Check each line for the string "text", then give only how many lines have it.
--- BEGIN MATERIAL PROVIDED ---
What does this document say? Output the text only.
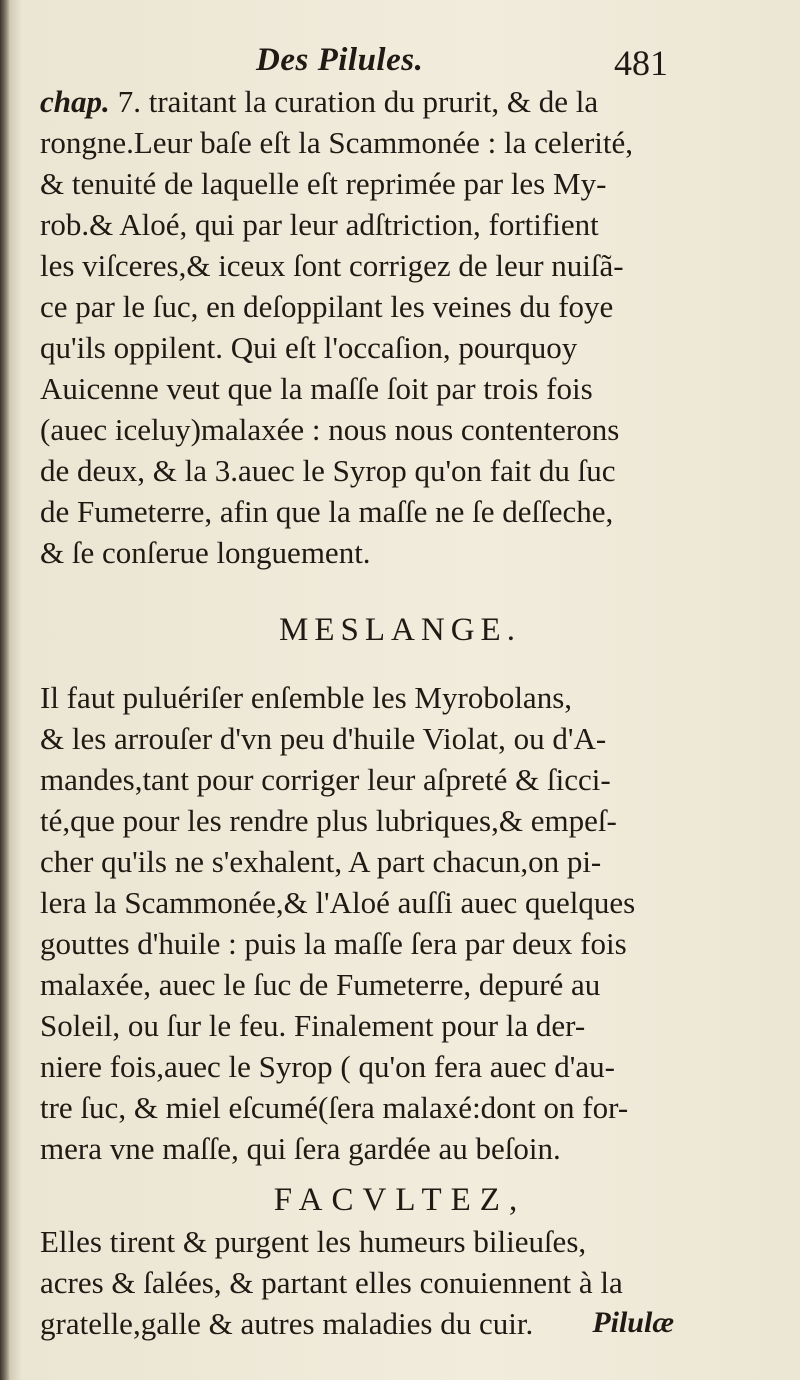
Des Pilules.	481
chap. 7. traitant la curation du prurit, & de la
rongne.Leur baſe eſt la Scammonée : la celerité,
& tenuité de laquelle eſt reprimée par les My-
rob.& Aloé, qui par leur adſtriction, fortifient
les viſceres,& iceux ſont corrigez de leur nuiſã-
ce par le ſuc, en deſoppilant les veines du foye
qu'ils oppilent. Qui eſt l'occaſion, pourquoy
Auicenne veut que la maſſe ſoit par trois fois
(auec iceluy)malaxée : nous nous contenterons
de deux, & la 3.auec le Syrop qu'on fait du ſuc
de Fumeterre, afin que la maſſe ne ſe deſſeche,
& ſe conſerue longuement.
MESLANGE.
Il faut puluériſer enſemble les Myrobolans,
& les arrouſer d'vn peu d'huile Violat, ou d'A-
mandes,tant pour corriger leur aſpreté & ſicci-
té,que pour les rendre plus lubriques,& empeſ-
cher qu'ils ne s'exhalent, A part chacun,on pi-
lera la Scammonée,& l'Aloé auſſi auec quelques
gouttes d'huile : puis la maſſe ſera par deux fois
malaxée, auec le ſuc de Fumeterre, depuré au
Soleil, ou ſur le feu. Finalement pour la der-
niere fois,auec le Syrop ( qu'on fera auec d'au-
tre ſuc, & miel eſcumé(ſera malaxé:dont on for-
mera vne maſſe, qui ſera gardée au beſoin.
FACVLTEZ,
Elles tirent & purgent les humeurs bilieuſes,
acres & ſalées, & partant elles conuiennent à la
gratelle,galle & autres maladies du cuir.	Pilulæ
--- END MATERIAL PROVIDED ---
--- BEGIN MATERIAL PROVIDED ---
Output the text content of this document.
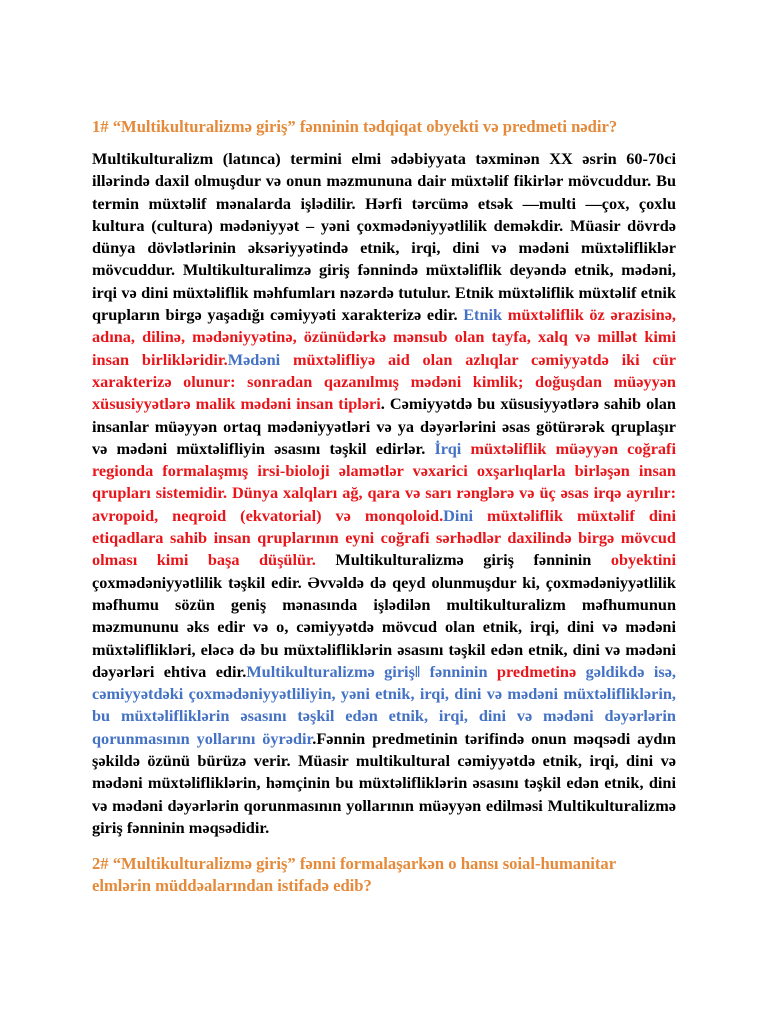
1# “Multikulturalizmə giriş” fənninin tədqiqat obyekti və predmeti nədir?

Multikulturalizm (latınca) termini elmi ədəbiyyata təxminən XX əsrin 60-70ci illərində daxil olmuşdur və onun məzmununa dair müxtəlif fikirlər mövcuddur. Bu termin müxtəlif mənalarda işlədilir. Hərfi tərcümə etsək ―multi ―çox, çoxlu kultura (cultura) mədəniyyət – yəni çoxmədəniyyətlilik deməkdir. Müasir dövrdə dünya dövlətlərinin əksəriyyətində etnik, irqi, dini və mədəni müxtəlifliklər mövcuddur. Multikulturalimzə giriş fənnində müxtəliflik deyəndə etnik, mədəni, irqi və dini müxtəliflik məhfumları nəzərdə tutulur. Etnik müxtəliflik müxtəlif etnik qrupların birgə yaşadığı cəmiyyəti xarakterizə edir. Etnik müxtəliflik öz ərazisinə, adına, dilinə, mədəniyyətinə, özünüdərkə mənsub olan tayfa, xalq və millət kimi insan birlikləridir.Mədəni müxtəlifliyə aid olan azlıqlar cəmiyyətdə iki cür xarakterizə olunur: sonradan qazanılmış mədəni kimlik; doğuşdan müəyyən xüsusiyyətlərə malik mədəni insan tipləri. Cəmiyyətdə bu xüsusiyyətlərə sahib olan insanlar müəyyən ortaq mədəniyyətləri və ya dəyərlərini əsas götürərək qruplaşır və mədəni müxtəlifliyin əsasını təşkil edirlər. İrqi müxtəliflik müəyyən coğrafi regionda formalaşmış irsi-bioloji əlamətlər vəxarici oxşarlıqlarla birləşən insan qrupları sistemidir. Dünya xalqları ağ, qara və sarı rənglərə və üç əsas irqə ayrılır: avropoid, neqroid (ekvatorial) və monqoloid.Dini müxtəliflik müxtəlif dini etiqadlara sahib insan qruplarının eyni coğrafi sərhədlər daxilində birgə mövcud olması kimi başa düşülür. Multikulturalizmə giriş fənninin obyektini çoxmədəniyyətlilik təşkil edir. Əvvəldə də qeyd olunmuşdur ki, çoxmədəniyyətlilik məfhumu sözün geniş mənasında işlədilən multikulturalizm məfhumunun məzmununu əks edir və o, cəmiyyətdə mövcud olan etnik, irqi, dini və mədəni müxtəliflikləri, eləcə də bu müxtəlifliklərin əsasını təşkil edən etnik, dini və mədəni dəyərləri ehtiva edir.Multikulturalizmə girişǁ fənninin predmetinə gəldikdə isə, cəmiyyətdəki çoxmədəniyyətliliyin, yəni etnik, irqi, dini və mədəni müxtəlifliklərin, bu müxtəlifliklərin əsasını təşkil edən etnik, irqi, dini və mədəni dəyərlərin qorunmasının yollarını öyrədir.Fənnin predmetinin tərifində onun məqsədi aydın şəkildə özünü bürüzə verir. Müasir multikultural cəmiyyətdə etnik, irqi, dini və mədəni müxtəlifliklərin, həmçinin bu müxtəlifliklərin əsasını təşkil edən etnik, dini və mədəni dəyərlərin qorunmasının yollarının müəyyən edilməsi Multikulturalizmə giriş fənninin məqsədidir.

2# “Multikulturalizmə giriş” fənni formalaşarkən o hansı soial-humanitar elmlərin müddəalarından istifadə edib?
--- END MATERIAL PROVIDED ---
• SOLUTION TO THIS PROBLEM
2